# START OF Records supplied

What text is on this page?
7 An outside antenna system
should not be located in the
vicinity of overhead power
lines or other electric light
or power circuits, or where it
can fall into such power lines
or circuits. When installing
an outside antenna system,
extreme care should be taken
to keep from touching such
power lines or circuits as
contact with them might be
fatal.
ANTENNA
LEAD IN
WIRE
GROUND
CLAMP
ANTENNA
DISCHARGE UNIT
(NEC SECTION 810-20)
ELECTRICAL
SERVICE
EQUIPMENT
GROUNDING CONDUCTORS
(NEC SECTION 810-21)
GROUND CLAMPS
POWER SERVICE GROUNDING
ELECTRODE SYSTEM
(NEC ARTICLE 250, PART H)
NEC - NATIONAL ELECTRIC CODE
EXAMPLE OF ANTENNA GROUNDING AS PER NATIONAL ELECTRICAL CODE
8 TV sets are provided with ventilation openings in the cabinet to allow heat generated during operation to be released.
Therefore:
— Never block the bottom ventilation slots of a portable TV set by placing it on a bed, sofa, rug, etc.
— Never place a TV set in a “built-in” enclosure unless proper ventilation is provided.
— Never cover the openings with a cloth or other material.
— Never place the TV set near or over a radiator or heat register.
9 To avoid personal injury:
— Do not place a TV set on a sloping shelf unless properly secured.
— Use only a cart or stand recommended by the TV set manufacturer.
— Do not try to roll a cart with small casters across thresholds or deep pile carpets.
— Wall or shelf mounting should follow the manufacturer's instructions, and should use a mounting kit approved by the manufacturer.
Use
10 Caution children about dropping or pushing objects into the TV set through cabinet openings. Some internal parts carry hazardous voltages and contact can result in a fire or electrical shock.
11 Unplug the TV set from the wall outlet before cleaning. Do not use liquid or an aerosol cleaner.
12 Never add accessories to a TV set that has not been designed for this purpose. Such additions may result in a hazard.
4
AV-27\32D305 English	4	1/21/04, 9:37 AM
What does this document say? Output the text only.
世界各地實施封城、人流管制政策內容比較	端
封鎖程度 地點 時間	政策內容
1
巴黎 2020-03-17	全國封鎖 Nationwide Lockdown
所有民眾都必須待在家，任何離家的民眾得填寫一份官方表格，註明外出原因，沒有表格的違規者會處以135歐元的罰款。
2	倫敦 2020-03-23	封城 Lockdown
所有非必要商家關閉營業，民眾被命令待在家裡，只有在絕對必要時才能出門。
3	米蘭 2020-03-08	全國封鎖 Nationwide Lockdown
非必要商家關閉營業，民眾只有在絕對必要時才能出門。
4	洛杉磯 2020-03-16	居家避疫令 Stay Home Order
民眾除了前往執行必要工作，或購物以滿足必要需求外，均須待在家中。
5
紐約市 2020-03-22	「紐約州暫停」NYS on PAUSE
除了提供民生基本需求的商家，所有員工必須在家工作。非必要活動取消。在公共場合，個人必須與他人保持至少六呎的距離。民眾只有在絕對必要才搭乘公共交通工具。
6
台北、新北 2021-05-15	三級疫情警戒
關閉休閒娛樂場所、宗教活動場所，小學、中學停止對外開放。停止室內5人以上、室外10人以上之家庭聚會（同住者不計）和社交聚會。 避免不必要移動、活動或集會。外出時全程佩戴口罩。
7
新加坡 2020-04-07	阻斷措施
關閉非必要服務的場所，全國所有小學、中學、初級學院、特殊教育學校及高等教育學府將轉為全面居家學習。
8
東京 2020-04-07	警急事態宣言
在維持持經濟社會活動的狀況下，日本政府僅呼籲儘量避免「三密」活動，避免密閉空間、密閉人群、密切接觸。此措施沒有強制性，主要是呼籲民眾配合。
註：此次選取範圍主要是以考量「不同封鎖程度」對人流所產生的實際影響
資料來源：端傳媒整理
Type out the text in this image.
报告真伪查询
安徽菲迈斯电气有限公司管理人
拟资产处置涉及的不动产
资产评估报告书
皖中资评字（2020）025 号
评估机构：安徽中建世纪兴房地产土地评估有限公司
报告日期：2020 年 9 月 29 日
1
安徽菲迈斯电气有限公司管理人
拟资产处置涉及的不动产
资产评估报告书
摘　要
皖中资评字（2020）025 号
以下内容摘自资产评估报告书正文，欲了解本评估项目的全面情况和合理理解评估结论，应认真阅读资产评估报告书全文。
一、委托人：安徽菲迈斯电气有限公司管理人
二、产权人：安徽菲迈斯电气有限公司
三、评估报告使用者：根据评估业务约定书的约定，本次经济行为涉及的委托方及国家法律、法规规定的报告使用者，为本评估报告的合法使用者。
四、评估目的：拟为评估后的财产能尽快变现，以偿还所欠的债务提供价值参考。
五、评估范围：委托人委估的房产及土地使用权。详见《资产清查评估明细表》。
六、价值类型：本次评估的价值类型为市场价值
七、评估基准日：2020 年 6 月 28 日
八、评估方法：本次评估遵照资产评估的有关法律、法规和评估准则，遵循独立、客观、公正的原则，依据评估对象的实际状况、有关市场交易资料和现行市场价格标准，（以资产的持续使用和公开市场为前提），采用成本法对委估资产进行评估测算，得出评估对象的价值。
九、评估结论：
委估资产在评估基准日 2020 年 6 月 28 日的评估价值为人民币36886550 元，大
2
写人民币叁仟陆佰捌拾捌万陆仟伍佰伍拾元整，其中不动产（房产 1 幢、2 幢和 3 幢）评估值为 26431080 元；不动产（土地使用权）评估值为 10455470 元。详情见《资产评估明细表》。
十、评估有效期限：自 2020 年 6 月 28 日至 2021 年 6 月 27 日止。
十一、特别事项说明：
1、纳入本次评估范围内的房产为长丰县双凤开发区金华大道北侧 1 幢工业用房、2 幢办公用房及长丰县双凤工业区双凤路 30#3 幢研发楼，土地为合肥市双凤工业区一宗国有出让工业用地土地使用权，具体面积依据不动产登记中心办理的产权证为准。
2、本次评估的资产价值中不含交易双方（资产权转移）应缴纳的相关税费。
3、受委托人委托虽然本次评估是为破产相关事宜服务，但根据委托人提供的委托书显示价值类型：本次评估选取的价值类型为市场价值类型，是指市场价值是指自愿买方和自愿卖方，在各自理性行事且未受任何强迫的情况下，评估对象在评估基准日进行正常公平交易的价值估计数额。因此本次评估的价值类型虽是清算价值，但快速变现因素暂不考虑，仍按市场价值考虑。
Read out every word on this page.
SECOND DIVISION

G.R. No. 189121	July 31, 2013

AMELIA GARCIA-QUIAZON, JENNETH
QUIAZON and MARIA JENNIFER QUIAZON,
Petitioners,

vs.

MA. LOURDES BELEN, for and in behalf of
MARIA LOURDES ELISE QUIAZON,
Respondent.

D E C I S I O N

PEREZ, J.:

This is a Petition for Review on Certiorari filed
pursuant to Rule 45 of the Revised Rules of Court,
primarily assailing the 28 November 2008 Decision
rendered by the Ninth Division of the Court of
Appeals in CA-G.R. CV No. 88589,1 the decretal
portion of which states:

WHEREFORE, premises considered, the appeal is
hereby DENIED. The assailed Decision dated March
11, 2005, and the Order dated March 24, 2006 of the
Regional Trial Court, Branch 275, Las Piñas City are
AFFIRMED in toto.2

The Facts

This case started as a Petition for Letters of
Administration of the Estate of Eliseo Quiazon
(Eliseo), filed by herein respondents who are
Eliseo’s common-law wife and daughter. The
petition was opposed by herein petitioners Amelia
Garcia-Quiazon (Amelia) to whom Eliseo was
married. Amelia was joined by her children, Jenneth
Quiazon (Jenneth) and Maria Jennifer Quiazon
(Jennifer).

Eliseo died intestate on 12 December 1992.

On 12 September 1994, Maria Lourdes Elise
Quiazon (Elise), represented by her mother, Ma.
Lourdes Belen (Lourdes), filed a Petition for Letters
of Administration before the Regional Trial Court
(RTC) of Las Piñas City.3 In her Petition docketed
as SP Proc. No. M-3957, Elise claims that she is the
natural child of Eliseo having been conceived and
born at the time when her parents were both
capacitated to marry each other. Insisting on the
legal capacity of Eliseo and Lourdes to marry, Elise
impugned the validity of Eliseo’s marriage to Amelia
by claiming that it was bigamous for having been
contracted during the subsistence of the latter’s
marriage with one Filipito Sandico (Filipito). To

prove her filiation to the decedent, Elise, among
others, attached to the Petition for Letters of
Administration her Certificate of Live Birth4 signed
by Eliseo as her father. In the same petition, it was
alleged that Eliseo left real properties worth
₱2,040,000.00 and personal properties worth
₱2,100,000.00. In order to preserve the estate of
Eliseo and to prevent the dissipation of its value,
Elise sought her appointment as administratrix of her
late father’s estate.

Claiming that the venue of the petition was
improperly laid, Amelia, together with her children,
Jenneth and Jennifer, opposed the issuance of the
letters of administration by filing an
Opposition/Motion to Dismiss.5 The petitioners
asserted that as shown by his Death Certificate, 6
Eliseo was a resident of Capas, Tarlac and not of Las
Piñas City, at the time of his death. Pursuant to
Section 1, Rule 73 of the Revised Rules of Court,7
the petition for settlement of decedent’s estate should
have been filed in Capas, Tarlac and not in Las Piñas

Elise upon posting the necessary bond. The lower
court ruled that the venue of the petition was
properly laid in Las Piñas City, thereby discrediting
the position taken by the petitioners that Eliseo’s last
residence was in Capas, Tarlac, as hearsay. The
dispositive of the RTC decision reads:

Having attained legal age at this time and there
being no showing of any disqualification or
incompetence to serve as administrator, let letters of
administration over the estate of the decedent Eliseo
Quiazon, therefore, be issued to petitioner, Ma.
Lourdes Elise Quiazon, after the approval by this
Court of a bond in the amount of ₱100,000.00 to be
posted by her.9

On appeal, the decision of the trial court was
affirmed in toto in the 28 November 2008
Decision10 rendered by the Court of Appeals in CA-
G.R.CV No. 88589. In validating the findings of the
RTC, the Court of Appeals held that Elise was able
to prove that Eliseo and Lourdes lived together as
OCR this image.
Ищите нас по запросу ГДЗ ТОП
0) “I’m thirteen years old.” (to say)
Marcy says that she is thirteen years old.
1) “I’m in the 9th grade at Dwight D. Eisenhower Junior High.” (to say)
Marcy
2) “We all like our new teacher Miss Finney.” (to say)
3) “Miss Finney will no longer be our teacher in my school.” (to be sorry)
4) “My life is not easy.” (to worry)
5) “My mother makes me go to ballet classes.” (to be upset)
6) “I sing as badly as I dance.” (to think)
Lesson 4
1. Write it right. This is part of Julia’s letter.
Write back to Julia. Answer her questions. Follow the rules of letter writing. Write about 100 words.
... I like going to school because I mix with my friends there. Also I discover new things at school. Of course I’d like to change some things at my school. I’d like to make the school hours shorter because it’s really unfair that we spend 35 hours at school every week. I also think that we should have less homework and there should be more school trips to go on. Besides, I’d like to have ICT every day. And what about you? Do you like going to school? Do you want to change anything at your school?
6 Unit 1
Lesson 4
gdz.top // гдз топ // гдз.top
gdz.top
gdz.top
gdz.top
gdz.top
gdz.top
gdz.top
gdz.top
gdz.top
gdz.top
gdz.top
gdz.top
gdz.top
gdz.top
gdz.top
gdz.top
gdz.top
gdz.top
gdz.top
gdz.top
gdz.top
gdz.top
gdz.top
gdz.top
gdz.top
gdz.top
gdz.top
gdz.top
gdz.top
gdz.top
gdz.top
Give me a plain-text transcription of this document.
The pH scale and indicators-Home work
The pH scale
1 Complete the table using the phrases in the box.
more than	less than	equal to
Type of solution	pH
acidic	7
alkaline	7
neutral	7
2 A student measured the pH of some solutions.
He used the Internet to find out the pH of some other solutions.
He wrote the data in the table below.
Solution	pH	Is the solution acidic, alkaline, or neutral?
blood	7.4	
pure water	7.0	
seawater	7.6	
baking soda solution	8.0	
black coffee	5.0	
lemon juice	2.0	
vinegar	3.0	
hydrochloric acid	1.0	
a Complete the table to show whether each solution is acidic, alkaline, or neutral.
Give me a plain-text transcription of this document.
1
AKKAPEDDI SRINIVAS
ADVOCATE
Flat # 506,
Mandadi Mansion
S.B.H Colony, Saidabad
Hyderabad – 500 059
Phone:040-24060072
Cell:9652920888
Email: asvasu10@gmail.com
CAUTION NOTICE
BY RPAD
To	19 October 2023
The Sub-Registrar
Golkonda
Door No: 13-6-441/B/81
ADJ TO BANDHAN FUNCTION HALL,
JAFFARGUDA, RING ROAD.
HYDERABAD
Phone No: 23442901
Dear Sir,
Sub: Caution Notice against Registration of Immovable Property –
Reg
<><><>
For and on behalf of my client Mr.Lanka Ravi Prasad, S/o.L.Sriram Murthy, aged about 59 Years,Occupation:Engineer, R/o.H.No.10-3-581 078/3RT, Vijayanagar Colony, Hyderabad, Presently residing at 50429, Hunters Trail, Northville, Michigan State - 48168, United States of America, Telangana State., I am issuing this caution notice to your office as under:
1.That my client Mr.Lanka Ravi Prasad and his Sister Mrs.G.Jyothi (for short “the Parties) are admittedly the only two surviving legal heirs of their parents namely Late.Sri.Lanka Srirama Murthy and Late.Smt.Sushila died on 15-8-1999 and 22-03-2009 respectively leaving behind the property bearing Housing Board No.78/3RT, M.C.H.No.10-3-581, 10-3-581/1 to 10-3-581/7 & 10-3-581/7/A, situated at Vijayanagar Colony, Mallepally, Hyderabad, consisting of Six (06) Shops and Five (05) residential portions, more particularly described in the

# END OF Records supplied

§ Exercise requirements:
Every line of the listing that holds "image" should be found and copied.

§ Result for this task:
Type out the text in this image.
OCR this image.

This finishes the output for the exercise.